# SELECTED EXTRACT:
====
While I agree with the opinion, I also find the willful misconduct defense a compelling reason to reverse the judgment of the trial court.
Section 25-5-51, Ala. Code 1975, provides that "no compensation shall be allowed for an injury . . . caused by the willful misconduct of the employee." This court, in Sun Papers,Inc. v. Jerrell 411 So.2d 790 (Ala.Civ.App. 1981), defined "willful misconduct":
Sun Papers, 411 So.2d at 794 (emphasis added)." 'Wilful' misconduct, as used in § 25-5-51, ' "includes all conscious or intentional violations of definite law or definitely prescribed rules of conduct, as to which obedience is not discretionary, as contradistinguished *Page 114 from inadvertent, unconscious, or involuntary violations thereof." ' Sloss-Sheffield Steel Iron Co. v. Nations, 236 Ala. 571, 183 So. 871 (1938), citing Ex parte Woodward Iron Co., 212 Ala. 220, 102 So. 103 (1924)."
Section 32-5A-191(a) eliminates any discretion a driver might have had to drive on the public roads while drunk. It provides that "[a] person shall not drive . . . any vehicle while: (1) There is 0.10 percent or more by weight of alcohol in his or her blood."
The blood alcohol test performed on Hall revealed a blood alcohol content of 0.29 percent. This court stated inGallups v. United States Steel Corp., 353 So.2d 1169, 1171 (Ala.Civ.App. 1978), that a blood alcohol content of 0.29 percent was "sufficient alcohol to cause extreme intoxication." (Emphasis added.)
In Hemer v. Workmen's Compensation Appeal Board,71 Pa. Commw. 174, 454 A.2d 225 (1983), a trucker was killed in Indiana while driving with a blood alcohol content of 0.24 percent. A denial of compensation was upheld on the ground that driving while intoxicated was a violation of Indiana statutes and, therefore, that the Pennsylvania violation-of-law defense barred the claim.
The Legislature of the State of Alabama has declared the following presumptions with regard to one's use of alcohol while operating a motor vehicle:
"(b) Upon the trial of any civil, criminal, or quasi-criminal action or proceeding arising out of acts alleged to have been committed by any person while driving or in actual physical control of a vehicle while under the influence of alcohol, the amount of alcohol in the person's blood at the time alleged as shown by chemical analysis of the person's blood, urine, breath or other bodily substance shall give rise to the following presumptions:
". . . .
====
# SET EXERCISE:
Please state what blood alcohol content the test on Hall showed, according to the excerpt on willful misconduct. None of the data has any bearing on this.

# DATA EXCERPT:
====
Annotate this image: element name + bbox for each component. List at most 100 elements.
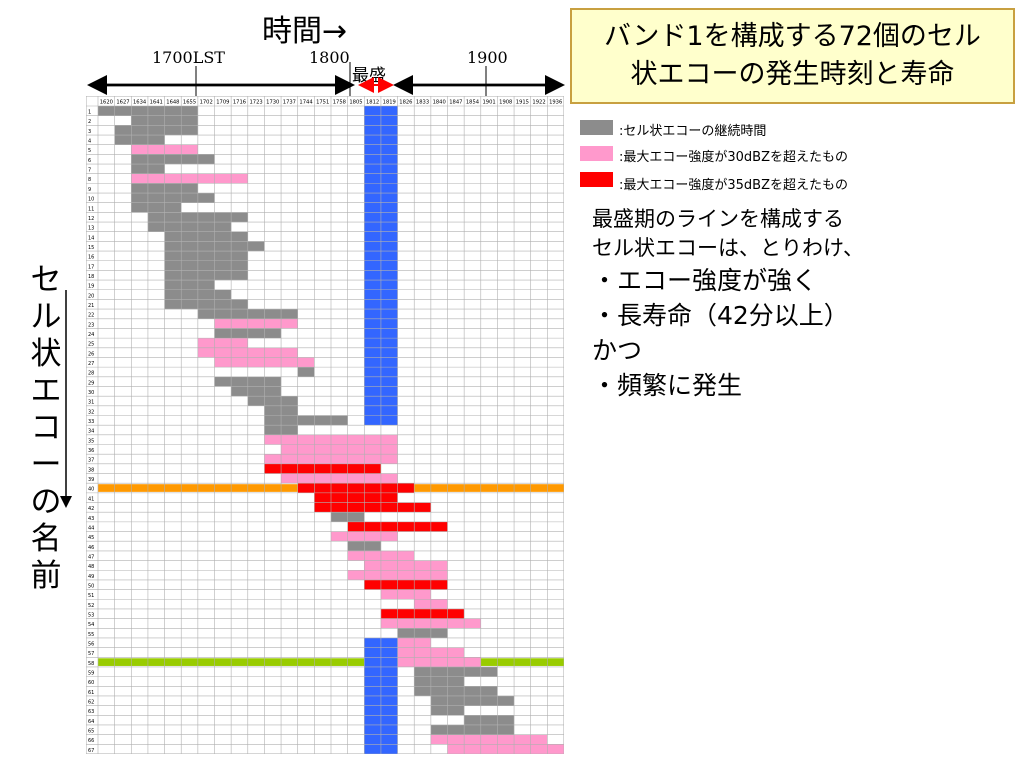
====
# CORRECT OUTPUT:
0.29 percent.